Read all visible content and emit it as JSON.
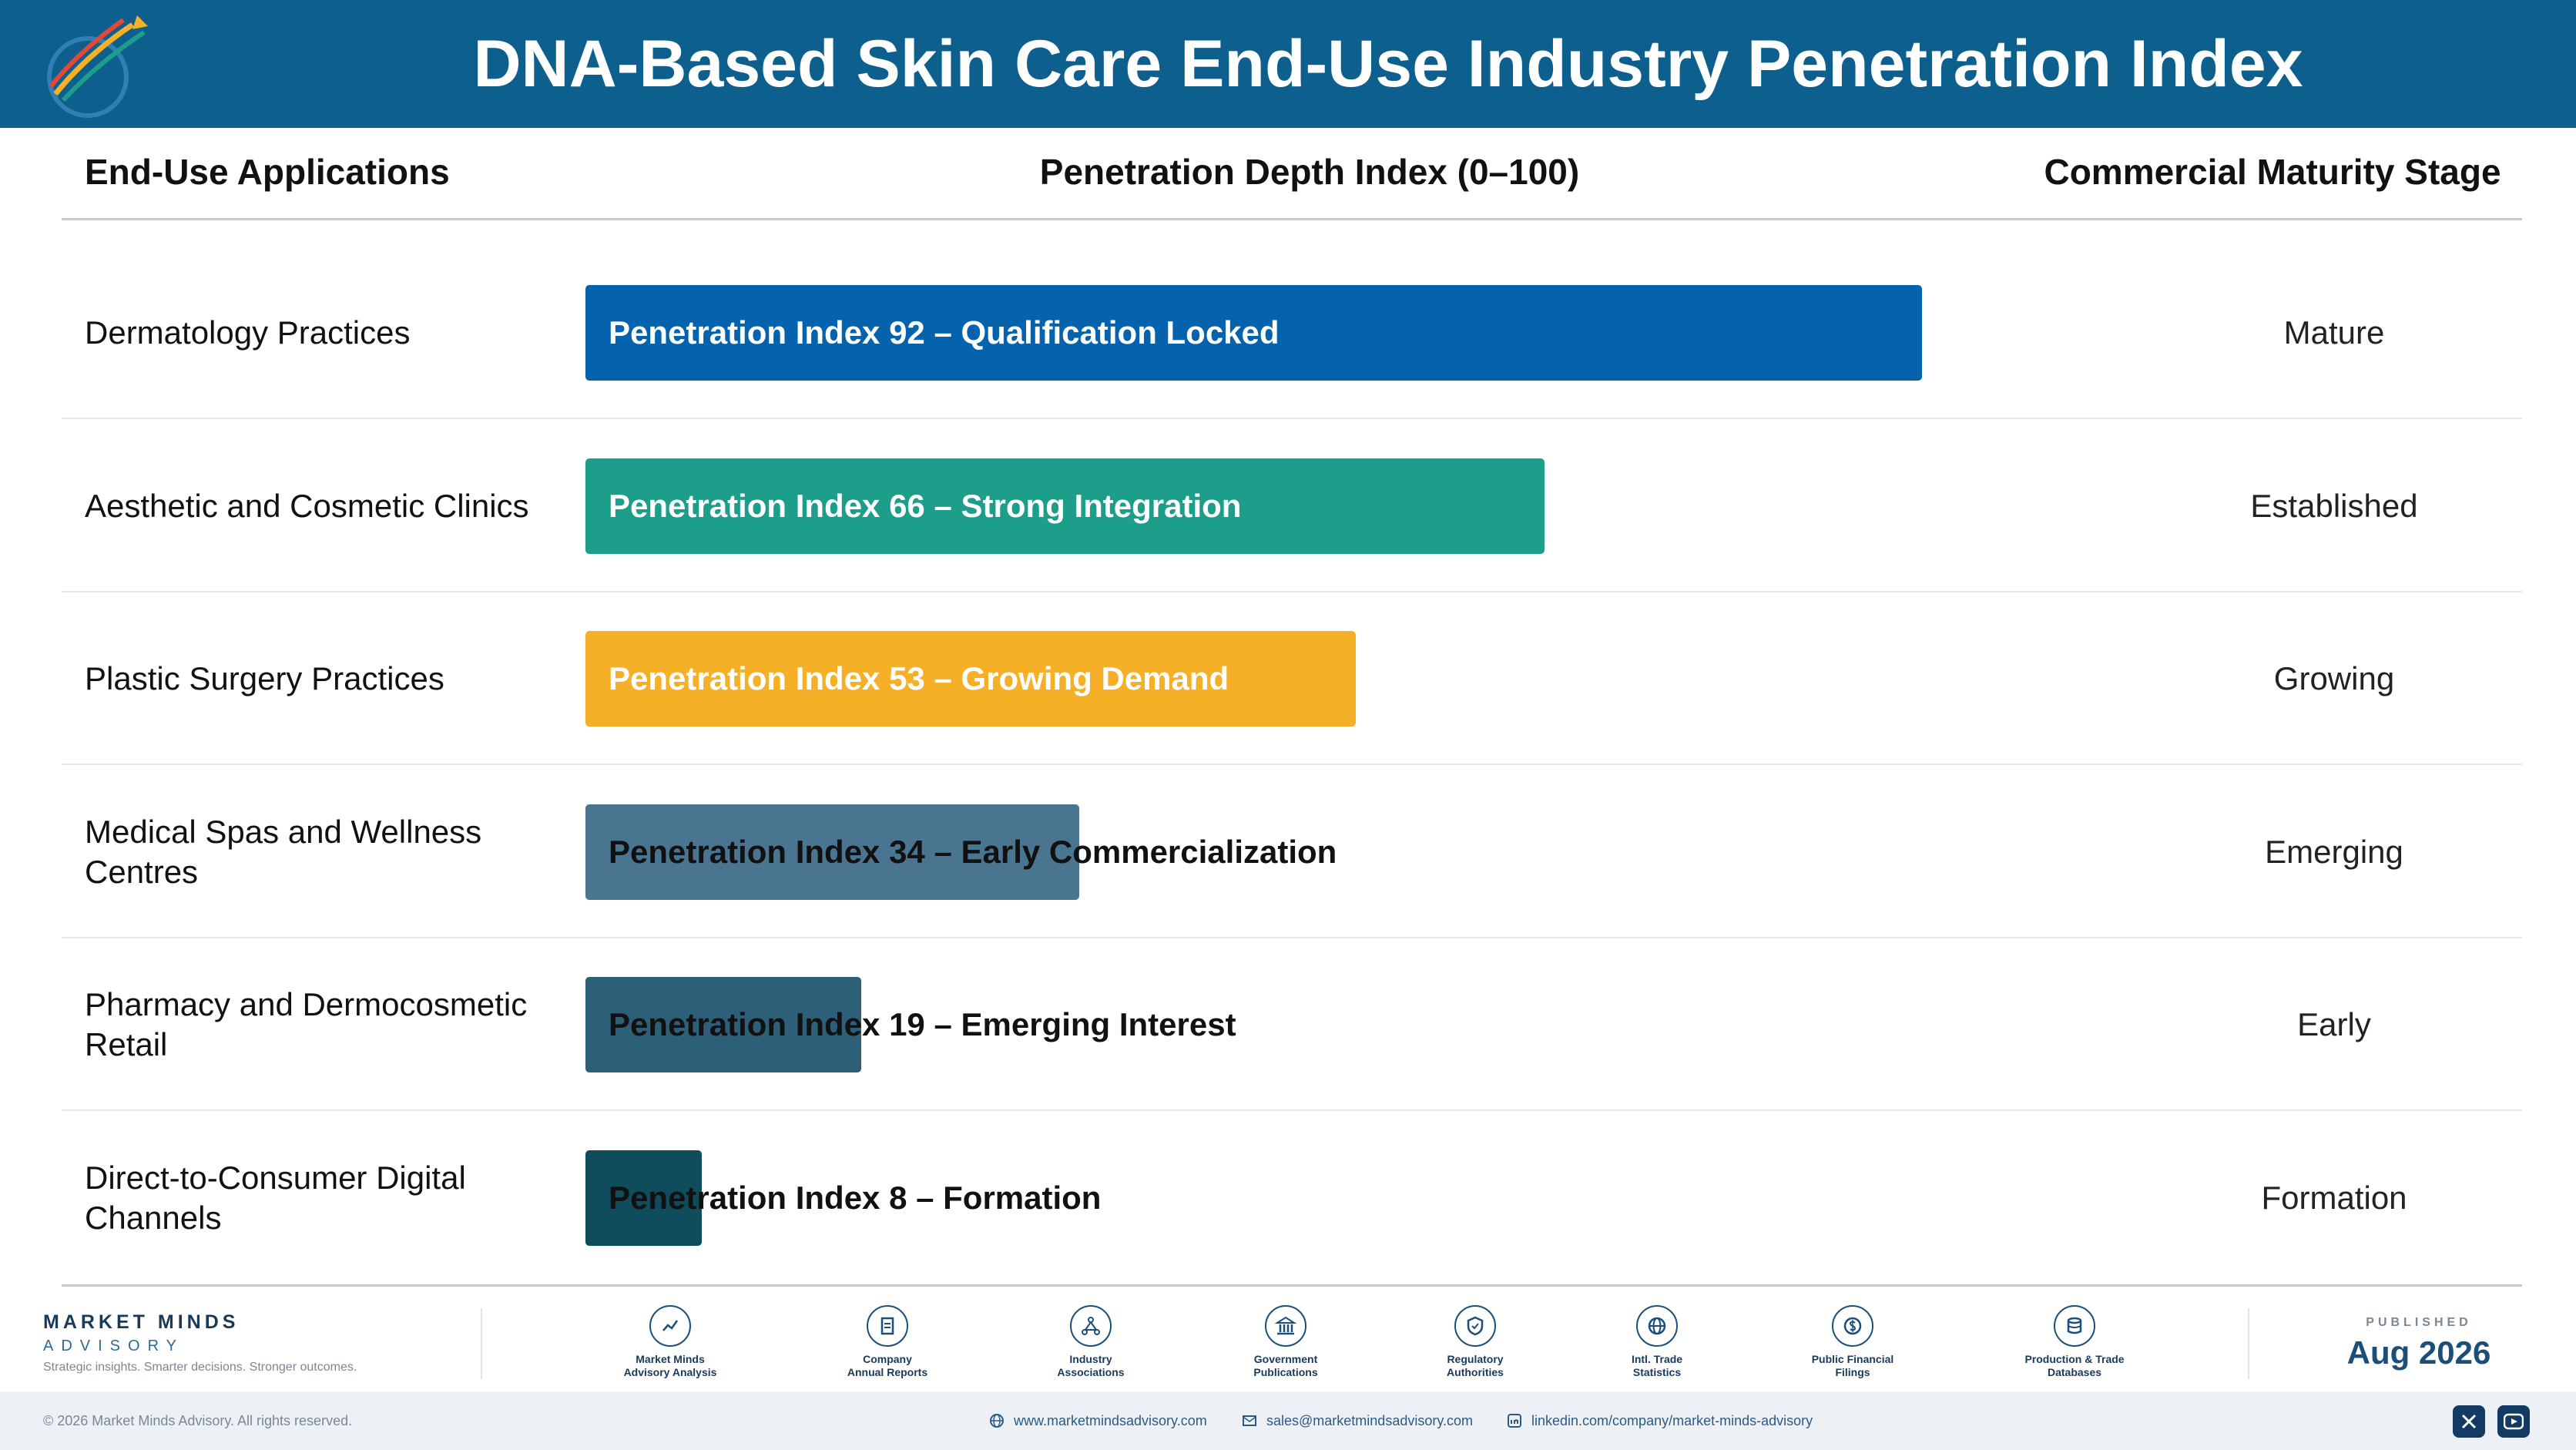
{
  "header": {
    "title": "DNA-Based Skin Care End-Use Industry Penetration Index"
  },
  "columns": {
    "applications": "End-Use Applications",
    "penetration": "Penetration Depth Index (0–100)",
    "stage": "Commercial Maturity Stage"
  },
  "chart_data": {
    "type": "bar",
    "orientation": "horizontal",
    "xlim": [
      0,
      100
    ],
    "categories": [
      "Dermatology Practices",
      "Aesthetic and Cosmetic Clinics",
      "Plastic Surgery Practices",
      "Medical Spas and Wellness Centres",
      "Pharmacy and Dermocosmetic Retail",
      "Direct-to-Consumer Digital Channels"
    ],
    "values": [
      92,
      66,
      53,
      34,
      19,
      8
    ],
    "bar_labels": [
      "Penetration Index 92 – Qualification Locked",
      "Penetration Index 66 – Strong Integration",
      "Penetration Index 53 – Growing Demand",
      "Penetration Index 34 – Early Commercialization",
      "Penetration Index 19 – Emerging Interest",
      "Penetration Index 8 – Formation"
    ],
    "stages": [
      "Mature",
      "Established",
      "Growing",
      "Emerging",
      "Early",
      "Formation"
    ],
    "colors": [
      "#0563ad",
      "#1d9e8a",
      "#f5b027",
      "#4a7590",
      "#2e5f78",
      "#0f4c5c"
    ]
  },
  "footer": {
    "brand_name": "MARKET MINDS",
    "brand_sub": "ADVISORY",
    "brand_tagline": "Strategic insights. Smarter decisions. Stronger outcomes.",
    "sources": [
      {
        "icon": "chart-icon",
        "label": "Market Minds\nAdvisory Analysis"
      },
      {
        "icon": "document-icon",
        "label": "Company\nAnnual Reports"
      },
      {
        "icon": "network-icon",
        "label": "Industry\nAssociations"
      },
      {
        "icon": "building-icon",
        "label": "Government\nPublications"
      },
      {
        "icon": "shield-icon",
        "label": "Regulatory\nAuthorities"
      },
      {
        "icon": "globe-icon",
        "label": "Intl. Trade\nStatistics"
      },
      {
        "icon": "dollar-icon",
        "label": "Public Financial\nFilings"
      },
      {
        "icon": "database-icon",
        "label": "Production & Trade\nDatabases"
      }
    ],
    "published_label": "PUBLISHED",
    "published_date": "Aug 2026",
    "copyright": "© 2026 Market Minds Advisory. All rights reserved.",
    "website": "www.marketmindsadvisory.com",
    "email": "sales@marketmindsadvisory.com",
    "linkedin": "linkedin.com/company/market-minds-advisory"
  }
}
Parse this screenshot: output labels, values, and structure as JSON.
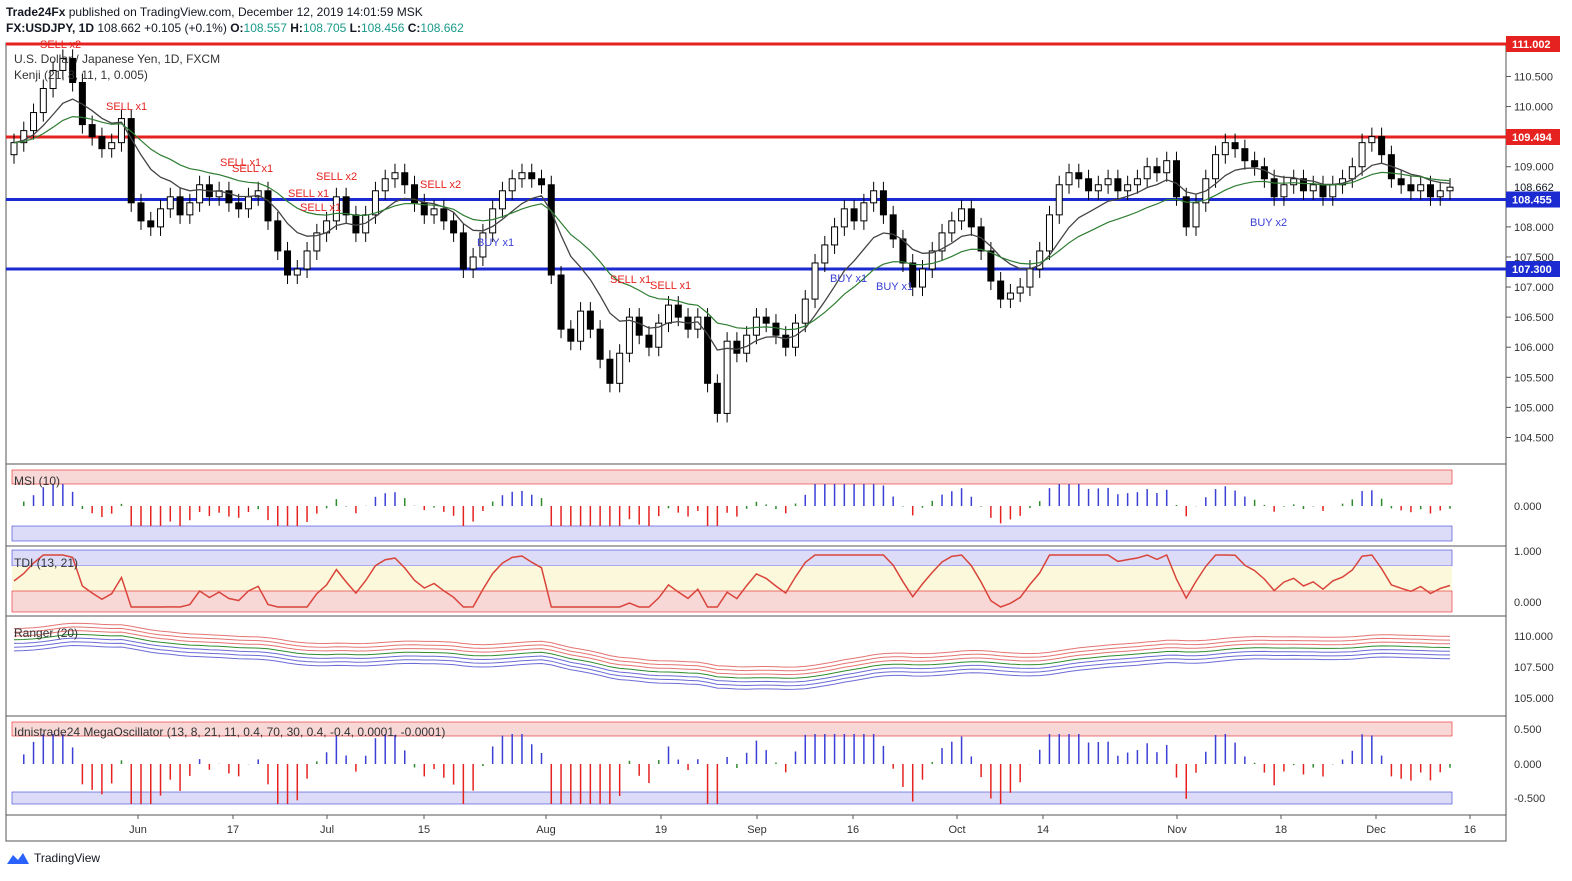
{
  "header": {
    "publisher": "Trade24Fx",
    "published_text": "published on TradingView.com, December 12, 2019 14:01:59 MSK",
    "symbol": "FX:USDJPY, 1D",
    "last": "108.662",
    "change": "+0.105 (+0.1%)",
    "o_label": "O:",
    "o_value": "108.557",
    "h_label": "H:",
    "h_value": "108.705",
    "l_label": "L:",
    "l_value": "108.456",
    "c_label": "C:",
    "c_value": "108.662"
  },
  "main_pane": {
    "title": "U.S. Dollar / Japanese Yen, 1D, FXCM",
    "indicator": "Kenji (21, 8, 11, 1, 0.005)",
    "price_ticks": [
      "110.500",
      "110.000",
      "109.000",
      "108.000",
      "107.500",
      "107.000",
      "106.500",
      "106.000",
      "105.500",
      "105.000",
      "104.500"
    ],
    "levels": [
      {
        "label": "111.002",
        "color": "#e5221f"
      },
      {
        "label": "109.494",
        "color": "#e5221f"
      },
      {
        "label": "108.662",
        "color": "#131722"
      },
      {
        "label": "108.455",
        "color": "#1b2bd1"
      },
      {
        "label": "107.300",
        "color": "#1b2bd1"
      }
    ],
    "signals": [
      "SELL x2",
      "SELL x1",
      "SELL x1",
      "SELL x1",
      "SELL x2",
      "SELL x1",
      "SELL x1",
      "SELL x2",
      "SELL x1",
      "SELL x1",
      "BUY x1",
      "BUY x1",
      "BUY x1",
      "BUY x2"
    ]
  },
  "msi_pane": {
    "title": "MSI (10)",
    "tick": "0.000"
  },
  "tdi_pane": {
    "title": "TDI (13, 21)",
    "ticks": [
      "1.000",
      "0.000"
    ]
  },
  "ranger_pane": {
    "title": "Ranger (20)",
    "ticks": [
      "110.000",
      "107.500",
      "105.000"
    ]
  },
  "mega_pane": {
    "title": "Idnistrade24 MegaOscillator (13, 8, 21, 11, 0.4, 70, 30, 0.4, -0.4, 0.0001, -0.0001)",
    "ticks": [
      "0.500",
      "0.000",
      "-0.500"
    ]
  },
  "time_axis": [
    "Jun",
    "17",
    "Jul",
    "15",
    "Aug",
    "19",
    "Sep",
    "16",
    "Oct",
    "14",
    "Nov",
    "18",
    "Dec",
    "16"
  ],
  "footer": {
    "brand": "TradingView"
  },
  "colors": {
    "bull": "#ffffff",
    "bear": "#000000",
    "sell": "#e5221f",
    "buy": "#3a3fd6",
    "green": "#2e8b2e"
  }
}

> [INSTRUCTION]:
Search the entries for the word "Growing" and copy every line that has it.

> [ANSWER TO THE PROBLEM]:
      "Penetration Index 53 – Growing Demand",
      "Growing",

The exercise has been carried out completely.